**WORK INSTRUCTIONS**
Wherever the word "label" appears in the entries, copy the whole line.
________________________________________
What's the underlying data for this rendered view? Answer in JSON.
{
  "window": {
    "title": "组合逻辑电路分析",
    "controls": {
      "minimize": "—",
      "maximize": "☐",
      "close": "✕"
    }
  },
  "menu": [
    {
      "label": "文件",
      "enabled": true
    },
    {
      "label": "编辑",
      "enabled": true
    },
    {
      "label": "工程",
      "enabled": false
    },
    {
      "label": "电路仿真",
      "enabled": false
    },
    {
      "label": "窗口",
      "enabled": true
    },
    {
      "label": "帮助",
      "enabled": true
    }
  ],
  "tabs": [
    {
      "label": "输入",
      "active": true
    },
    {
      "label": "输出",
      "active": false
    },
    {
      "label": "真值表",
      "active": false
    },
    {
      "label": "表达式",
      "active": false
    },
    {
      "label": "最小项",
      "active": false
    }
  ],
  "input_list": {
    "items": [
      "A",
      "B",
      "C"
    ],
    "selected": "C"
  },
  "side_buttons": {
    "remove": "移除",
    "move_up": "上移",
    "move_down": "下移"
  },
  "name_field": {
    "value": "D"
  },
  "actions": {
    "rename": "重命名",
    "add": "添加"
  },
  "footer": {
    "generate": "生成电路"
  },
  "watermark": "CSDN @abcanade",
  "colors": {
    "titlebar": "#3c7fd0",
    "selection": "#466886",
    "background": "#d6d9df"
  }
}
________________________________________
**COMPLETE RESPONSE**
      "label": "文件",
      "label": "编辑",
      "label": "工程",
      "label": "电路仿真",
      "label": "窗口",
      "label": "帮助",
      "label": "输入",
      "label": "输出",
      "label": "真值表",
      "label": "表达式",
      "label": "最小项",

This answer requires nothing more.